-- Entries start --

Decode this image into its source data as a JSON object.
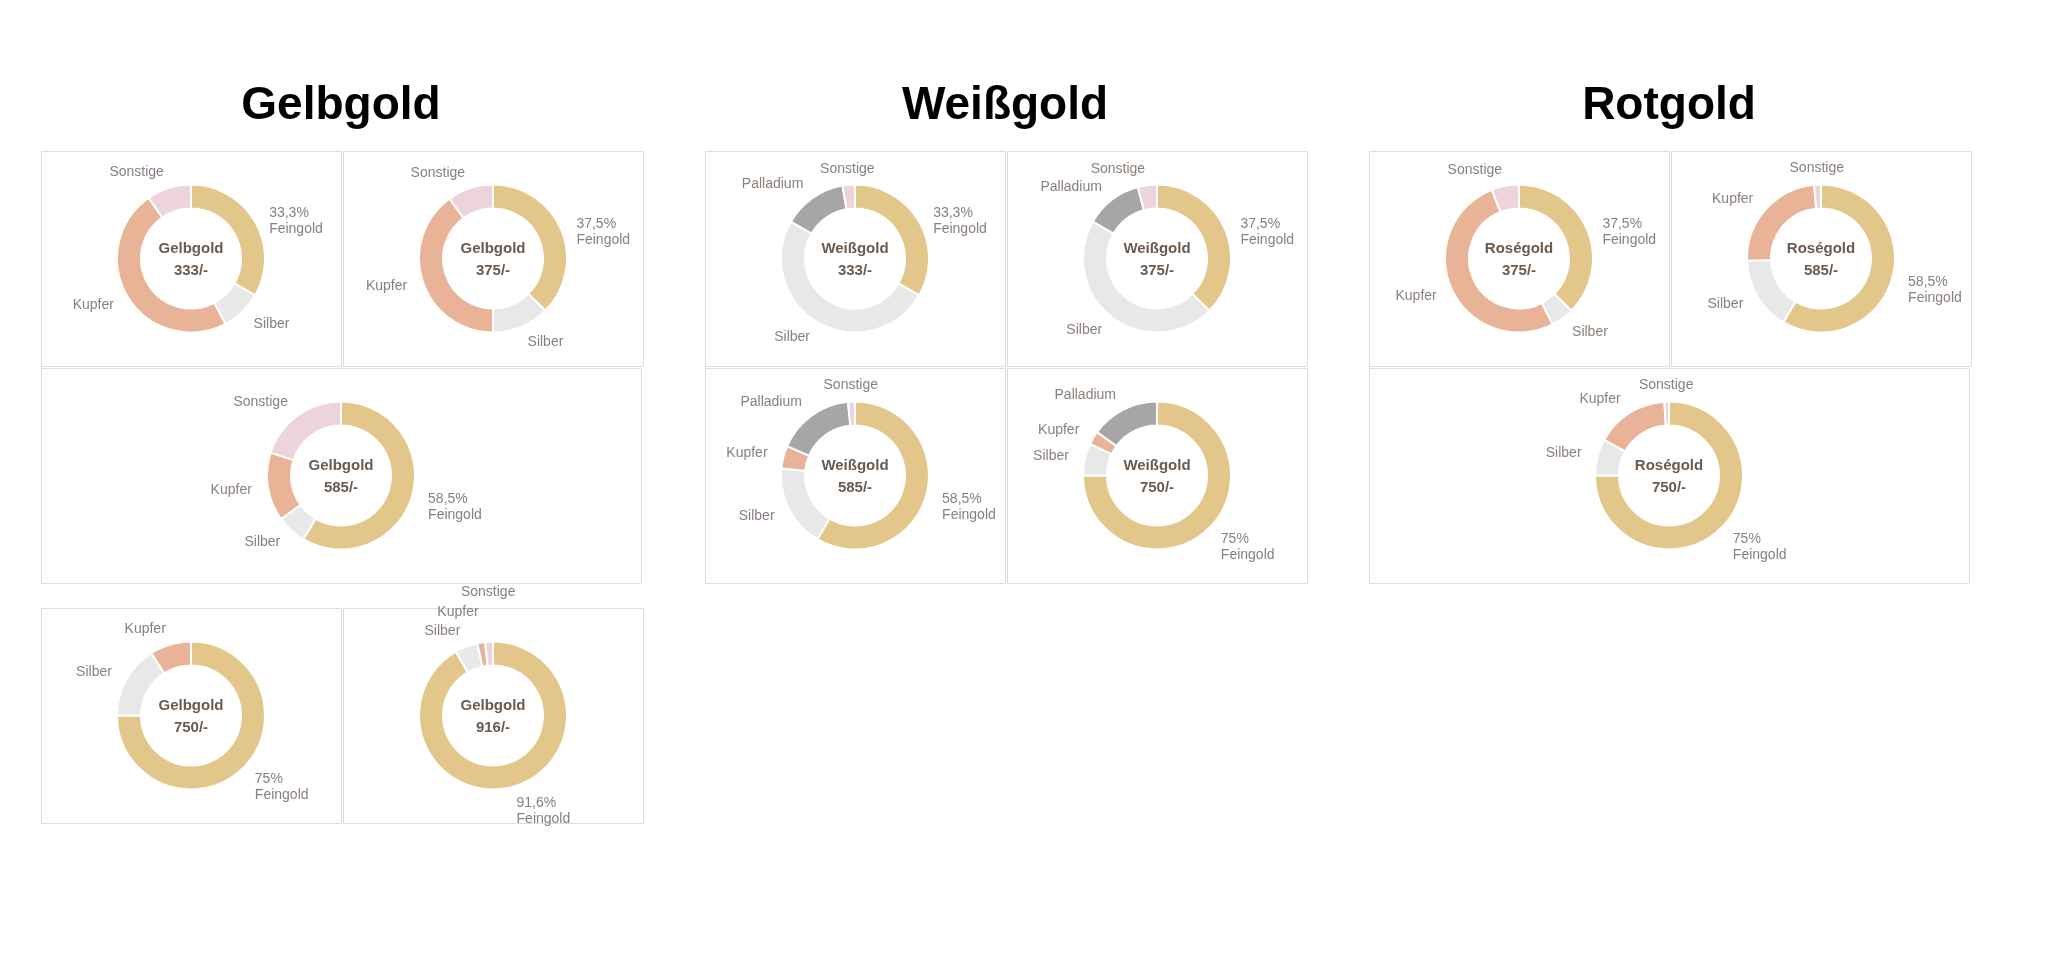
{
  "chart_data": [
    {
      "type": "other",
      "title": "Gelbgold"
    },
    {
      "type": "donut",
      "title": "Gelbgold",
      "subtitle": "333/-",
      "categories": [
        "Feingold",
        "Silber",
        "Kupfer",
        "Sonstige"
      ],
      "values": [
        33.3,
        9,
        48,
        9.7
      ],
      "value_labels": [
        "33,3%",
        null,
        null,
        null
      ],
      "colors": [
        "#e3c68a",
        "#e8e8e8",
        "#e8b396",
        "#edd3dc"
      ]
    },
    {
      "type": "donut",
      "title": "Gelbgold",
      "subtitle": "375/-",
      "categories": [
        "Feingold",
        "Silber",
        "Kupfer",
        "Sonstige"
      ],
      "values": [
        37.5,
        12.5,
        40,
        10
      ],
      "value_labels": [
        "37,5%",
        null,
        null,
        null
      ],
      "colors": [
        "#e3c68a",
        "#e8e8e8",
        "#e8b396",
        "#edd3dc"
      ]
    },
    {
      "type": "donut",
      "title": "Gelbgold",
      "subtitle": "585/-",
      "categories": [
        "Feingold",
        "Silber",
        "Kupfer",
        "Sonstige"
      ],
      "values": [
        58.5,
        6.5,
        15,
        20
      ],
      "value_labels": [
        "58,5%",
        null,
        null,
        null
      ],
      "colors": [
        "#e3c68a",
        "#e8e8e8",
        "#e8b396",
        "#edd3dc"
      ]
    },
    {
      "type": "donut",
      "title": "Gelbgold",
      "subtitle": "750/-",
      "categories": [
        "Feingold",
        "Silber",
        "Kupfer"
      ],
      "values": [
        75,
        16,
        9
      ],
      "value_labels": [
        "75%",
        null,
        null
      ],
      "colors": [
        "#e3c68a",
        "#e8e8e8",
        "#e8b396"
      ]
    },
    {
      "type": "donut",
      "title": "Gelbgold",
      "subtitle": "916/-",
      "categories": [
        "Feingold",
        "Silber",
        "Kupfer",
        "Sonstige"
      ],
      "values": [
        91.6,
        5,
        1.7,
        1.7
      ],
      "value_labels": [
        "91,6%",
        null,
        null,
        null
      ],
      "colors": [
        "#e3c68a",
        "#e8e8e8",
        "#e8b396",
        "#edd3dc"
      ]
    },
    {
      "type": "other",
      "title": "Weißgold"
    },
    {
      "type": "donut",
      "title": "Weißgold",
      "subtitle": "333/-",
      "categories": [
        "Feingold",
        "Silber",
        "Palladium",
        "Sonstige"
      ],
      "values": [
        33.3,
        50,
        14,
        2.7
      ],
      "value_labels": [
        "33,3%",
        null,
        null,
        null
      ],
      "colors": [
        "#e3c68a",
        "#e8e8e8",
        "#a6a6a6",
        "#edd3dc"
      ]
    },
    {
      "type": "donut",
      "title": "Weißgold",
      "subtitle": "375/-",
      "categories": [
        "Feingold",
        "Silber",
        "Palladium",
        "Sonstige"
      ],
      "values": [
        37.5,
        45.8,
        12.5,
        4.2
      ],
      "value_labels": [
        "37,5%",
        null,
        null,
        null
      ],
      "colors": [
        "#e3c68a",
        "#e8e8e8",
        "#a6a6a6",
        "#edd3dc"
      ]
    },
    {
      "type": "donut",
      "title": "Weißgold",
      "subtitle": "585/-",
      "categories": [
        "Feingold",
        "Silber",
        "Kupfer",
        "Palladium",
        "Sonstige"
      ],
      "values": [
        58.5,
        18,
        5,
        17,
        1.5
      ],
      "value_labels": [
        "58,5%",
        null,
        null,
        null,
        null
      ],
      "colors": [
        "#e3c68a",
        "#e8e8e8",
        "#e8b396",
        "#a6a6a6",
        "#edd3dc"
      ]
    },
    {
      "type": "donut",
      "title": "Weißgold",
      "subtitle": "750/-",
      "categories": [
        "Feingold",
        "Silber",
        "Kupfer",
        "Palladium"
      ],
      "values": [
        75,
        7,
        3,
        15
      ],
      "value_labels": [
        "75%",
        null,
        null,
        null
      ],
      "colors": [
        "#e3c68a",
        "#e8e8e8",
        "#e8b396",
        "#a6a6a6"
      ]
    },
    {
      "type": "other",
      "title": "Rotgold"
    },
    {
      "type": "donut",
      "title": "Roségold",
      "subtitle": "375/-",
      "categories": [
        "Feingold",
        "Silber",
        "Kupfer",
        "Sonstige"
      ],
      "values": [
        37.5,
        5,
        51.5,
        6
      ],
      "value_labels": [
        "37,5%",
        null,
        null,
        null
      ],
      "colors": [
        "#e3c68a",
        "#e8e8e8",
        "#e8b396",
        "#edd3dc"
      ]
    },
    {
      "type": "donut",
      "title": "Roségold",
      "subtitle": "585/-",
      "categories": [
        "Feingold",
        "Silber",
        "Kupfer",
        "Sonstige"
      ],
      "values": [
        58.5,
        16,
        24,
        1.5
      ],
      "value_labels": [
        "58,5%",
        null,
        null,
        null
      ],
      "colors": [
        "#e3c68a",
        "#e8e8e8",
        "#e8b396",
        "#edd3dc"
      ]
    },
    {
      "type": "donut",
      "title": "Roségold",
      "subtitle": "750/-",
      "categories": [
        "Feingold",
        "Silber",
        "Kupfer",
        "Sonstige"
      ],
      "values": [
        75,
        8,
        16,
        1
      ],
      "value_labels": [
        "75%",
        null,
        null,
        null
      ],
      "colors": [
        "#e3c68a",
        "#e8e8e8",
        "#e8b396",
        "#edd3dc"
      ]
    }
  ]
}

-- Entries end --

**Written request:**
Word for word, quote the lines above. Omit the pictures.

**Reply:**
Decode this image into its source data as a JSON object.
{
  "chart_data": [
    {
      "type": "other",
      "title": "Gelbgold"
    },
    {
      "type": "donut",
      "title": "Gelbgold",
      "subtitle": "333/-",
      "categories": [
        "Feingold",
        "Silber",
        "Kupfer",
        "Sonstige"
      ],
      "values": [
        33.3,
        9,
        48,
        9.7
      ],
      "value_labels": [
        "33,3%",
        null,
        null,
        null
      ],
      "colors": [
        "#e3c68a",
        "#e8e8e8",
        "#e8b396",
        "#edd3dc"
      ]
    },
    {
      "type": "donut",
      "title": "Gelbgold",
      "subtitle": "375/-",
      "categories": [
        "Feingold",
        "Silber",
        "Kupfer",
        "Sonstige"
      ],
      "values": [
        37.5,
        12.5,
        40,
        10
      ],
      "value_labels": [
        "37,5%",
        null,
        null,
        null
      ],
      "colors": [
        "#e3c68a",
        "#e8e8e8",
        "#e8b396",
        "#edd3dc"
      ]
    },
    {
      "type": "donut",
      "title": "Gelbgold",
      "subtitle": "585/-",
      "categories": [
        "Feingold",
        "Silber",
        "Kupfer",
        "Sonstige"
      ],
      "values": [
        58.5,
        6.5,
        15,
        20
      ],
      "value_labels": [
        "58,5%",
        null,
        null,
        null
      ],
      "colors": [
        "#e3c68a",
        "#e8e8e8",
        "#e8b396",
        "#edd3dc"
      ]
    },
    {
      "type": "donut",
      "title": "Gelbgold",
      "subtitle": "750/-",
      "categories": [
        "Feingold",
        "Silber",
        "Kupfer"
      ],
      "values": [
        75,
        16,
        9
      ],
      "value_labels": [
        "75%",
        null,
        null
      ],
      "colors": [
        "#e3c68a",
        "#e8e8e8",
        "#e8b396"
      ]
    },
    {
      "type": "donut",
      "title": "Gelbgold",
      "subtitle": "916/-",
      "categories": [
        "Feingold",
        "Silber",
        "Kupfer",
        "Sonstige"
      ],
      "values": [
        91.6,
        5,
        1.7,
        1.7
      ],
      "value_labels": [
        "91,6%",
        null,
        null,
        null
      ],
      "colors": [
        "#e3c68a",
        "#e8e8e8",
        "#e8b396",
        "#edd3dc"
      ]
    },
    {
      "type": "other",
      "title": "Weißgold"
    },
    {
      "type": "donut",
      "title": "Weißgold",
      "subtitle": "333/-",
      "categories": [
        "Feingold",
        "Silber",
        "Palladium",
        "Sonstige"
      ],
      "values": [
        33.3,
        50,
        14,
        2.7
      ],
      "value_labels": [
        "33,3%",
        null,
        null,
        null
      ],
      "colors": [
        "#e3c68a",
        "#e8e8e8",
        "#a6a6a6",
        "#edd3dc"
      ]
    },
    {
      "type": "donut",
      "title": "Weißgold",
      "subtitle": "375/-",
      "categories": [
        "Feingold",
        "Silber",
        "Palladium",
        "Sonstige"
      ],
      "values": [
        37.5,
        45.8,
        12.5,
        4.2
      ],
      "value_labels": [
        "37,5%",
        null,
        null,
        null
      ],
      "colors": [
        "#e3c68a",
        "#e8e8e8",
        "#a6a6a6",
        "#edd3dc"
      ]
    },
    {
      "type": "donut",
      "title": "Weißgold",
      "subtitle": "585/-",
      "categories": [
        "Feingold",
        "Silber",
        "Kupfer",
        "Palladium",
        "Sonstige"
      ],
      "values": [
        58.5,
        18,
        5,
        17,
        1.5
      ],
      "value_labels": [
        "58,5%",
        null,
        null,
        null,
        null
      ],
      "colors": [
        "#e3c68a",
        "#e8e8e8",
        "#e8b396",
        "#a6a6a6",
        "#edd3dc"
      ]
    },
    {
      "type": "donut",
      "title": "Weißgold",
      "subtitle": "750/-",
      "categories": [
        "Feingold",
        "Silber",
        "Kupfer",
        "Palladium"
      ],
      "values": [
        75,
        7,
        3,
        15
      ],
      "value_labels": [
        "75%",
        null,
        null,
        null
      ],
      "colors": [
        "#e3c68a",
        "#e8e8e8",
        "#e8b396",
        "#a6a6a6"
      ]
    },
    {
      "type": "other",
      "title": "Rotgold"
    },
    {
      "type": "donut",
      "title": "Roségold",
      "subtitle": "375/-",
      "categories": [
        "Feingold",
        "Silber",
        "Kupfer",
        "Sonstige"
      ],
      "values": [
        37.5,
        5,
        51.5,
        6
      ],
      "value_labels": [
        "37,5%",
        null,
        null,
        null
      ],
      "colors": [
        "#e3c68a",
        "#e8e8e8",
        "#e8b396",
        "#edd3dc"
      ]
    },
    {
      "type": "donut",
      "title": "Roségold",
      "subtitle": "585/-",
      "categories": [
        "Feingold",
        "Silber",
        "Kupfer",
        "Sonstige"
      ],
      "values": [
        58.5,
        16,
        24,
        1.5
      ],
      "value_labels": [
        "58,5%",
        null,
        null,
        null
      ],
      "colors": [
        "#e3c68a",
        "#e8e8e8",
        "#e8b396",
        "#edd3dc"
      ]
    },
    {
      "type": "donut",
      "title": "Roségold",
      "subtitle": "750/-",
      "categories": [
        "Feingold",
        "Silber",
        "Kupfer",
        "Sonstige"
      ],
      "values": [
        75,
        8,
        16,
        1
      ],
      "value_labels": [
        "75%",
        null,
        null,
        null
      ],
      "colors": [
        "#e3c68a",
        "#e8e8e8",
        "#e8b396",
        "#edd3dc"
      ]
    }
  ]
}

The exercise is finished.